↓↓↓
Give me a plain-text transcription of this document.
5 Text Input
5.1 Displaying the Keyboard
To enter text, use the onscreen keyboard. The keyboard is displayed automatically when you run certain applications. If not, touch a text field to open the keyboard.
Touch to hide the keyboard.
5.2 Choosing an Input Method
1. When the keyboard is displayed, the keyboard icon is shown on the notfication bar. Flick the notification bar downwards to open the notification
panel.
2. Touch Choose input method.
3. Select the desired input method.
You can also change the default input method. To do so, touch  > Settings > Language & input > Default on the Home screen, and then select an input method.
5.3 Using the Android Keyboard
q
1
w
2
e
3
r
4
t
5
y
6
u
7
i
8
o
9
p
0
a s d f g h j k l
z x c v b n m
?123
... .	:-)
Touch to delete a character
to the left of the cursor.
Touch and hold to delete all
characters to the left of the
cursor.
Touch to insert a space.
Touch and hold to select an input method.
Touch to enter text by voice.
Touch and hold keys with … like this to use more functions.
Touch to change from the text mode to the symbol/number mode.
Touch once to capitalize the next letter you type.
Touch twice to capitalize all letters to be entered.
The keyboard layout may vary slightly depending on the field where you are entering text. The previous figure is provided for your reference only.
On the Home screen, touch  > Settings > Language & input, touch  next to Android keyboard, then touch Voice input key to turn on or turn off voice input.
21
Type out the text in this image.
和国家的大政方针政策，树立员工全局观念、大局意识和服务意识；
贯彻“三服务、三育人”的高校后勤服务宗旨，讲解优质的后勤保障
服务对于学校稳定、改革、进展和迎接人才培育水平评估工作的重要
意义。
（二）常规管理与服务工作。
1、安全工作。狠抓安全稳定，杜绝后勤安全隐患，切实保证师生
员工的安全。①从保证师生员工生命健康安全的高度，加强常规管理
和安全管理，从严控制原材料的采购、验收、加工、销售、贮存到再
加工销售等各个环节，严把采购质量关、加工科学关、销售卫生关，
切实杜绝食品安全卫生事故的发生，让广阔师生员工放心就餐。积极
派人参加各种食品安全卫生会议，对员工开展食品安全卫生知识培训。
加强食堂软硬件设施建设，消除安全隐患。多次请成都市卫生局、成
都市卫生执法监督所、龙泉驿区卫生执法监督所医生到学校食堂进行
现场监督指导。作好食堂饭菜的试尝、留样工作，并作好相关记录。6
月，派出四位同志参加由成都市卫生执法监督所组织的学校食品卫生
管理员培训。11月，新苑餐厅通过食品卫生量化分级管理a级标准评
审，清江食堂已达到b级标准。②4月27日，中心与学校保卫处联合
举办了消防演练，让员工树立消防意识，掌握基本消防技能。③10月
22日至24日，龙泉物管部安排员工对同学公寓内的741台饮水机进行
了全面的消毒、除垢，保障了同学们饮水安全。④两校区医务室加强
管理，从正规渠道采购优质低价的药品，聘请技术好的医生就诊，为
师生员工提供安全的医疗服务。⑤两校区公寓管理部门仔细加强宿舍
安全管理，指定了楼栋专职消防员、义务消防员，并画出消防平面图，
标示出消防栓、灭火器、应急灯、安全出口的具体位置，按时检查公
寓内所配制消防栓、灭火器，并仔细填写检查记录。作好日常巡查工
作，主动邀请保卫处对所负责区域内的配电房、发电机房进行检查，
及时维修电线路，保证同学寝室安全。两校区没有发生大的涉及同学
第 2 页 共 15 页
↑↑↑
* [Problem]: Reproduce the full listing above, character for character.

* [Written reply]:
Give me a plain-text transcription of this document.
5 Text Input
5.1 Displaying the Keyboard
To enter text, use the onscreen keyboard. The keyboard is displayed automatically when you run certain applications. If not, touch a text field to open the keyboard.
Touch to hide the keyboard.
5.2 Choosing an Input Method
1. When the keyboard is displayed, the keyboard icon is shown on the notfication bar. Flick the notification bar downwards to open the notification
panel.
2. Touch Choose input method.
3. Select the desired input method.
You can also change the default input method. To do so, touch  > Settings > Language & input > Default on the Home screen, and then select an input method.
5.3 Using the Android Keyboard
q
1
w
2
e
3
r
4
t
5
y
6
u
7
i
8
o
9
p
0
a s d f g h j k l
z x c v b n m
?123
... .	:-)
Touch to delete a character
to the left of the cursor.
Touch and hold to delete all
characters to the left of the
cursor.
Touch to insert a space.
Touch and hold to select an input method.
Touch to enter text by voice.
Touch and hold keys with … like this to use more functions.
Touch to change from the text mode to the symbol/number mode.
Touch once to capitalize the next letter you type.
Touch twice to capitalize all letters to be entered.
The keyboard layout may vary slightly depending on the field where you are entering text. The previous figure is provided for your reference only.
On the Home screen, touch  > Settings > Language & input, touch  next to Android keyboard, then touch Voice input key to turn on or turn off voice input.
21
Type out the text in this image.
和国家的大政方针政策，树立员工全局观念、大局意识和服务意识；
贯彻“三服务、三育人”的高校后勤服务宗旨，讲解优质的后勤保障
服务对于学校稳定、改革、进展和迎接人才培育水平评估工作的重要
意义。
（二）常规管理与服务工作。
1、安全工作。狠抓安全稳定，杜绝后勤安全隐患，切实保证师生
员工的安全。①从保证师生员工生命健康安全的高度，加强常规管理
和安全管理，从严控制原材料的采购、验收、加工、销售、贮存到再
加工销售等各个环节，严把采购质量关、加工科学关、销售卫生关，
切实杜绝食品安全卫生事故的发生，让广阔师生员工放心就餐。积极
派人参加各种食品安全卫生会议，对员工开展食品安全卫生知识培训。
加强食堂软硬件设施建设，消除安全隐患。多次请成都市卫生局、成
都市卫生执法监督所、龙泉驿区卫生执法监督所医生到学校食堂进行
现场监督指导。作好食堂饭菜的试尝、留样工作，并作好相关记录。6
月，派出四位同志参加由成都市卫生执法监督所组织的学校食品卫生
管理员培训。11月，新苑餐厅通过食品卫生量化分级管理a级标准评
审，清江食堂已达到b级标准。②4月27日，中心与学校保卫处联合
举办了消防演练，让员工树立消防意识，掌握基本消防技能。③10月
22日至24日，龙泉物管部安排员工对同学公寓内的741台饮水机进行
了全面的消毒、除垢，保障了同学们饮水安全。④两校区医务室加强
管理，从正规渠道采购优质低价的药品，聘请技术好的医生就诊，为
师生员工提供安全的医疗服务。⑤两校区公寓管理部门仔细加强宿舍
安全管理，指定了楼栋专职消防员、义务消防员，并画出消防平面图，
标示出消防栓、灭火器、应急灯、安全出口的具体位置，按时检查公
寓内所配制消防栓、灭火器，并仔细填写检查记录。作好日常巡查工
作，主动邀请保卫处对所负责区域内的配电房、发电机房进行检查，
及时维修电线路，保证同学寝室安全。两校区没有发生大的涉及同学
第 2 页 共 15 页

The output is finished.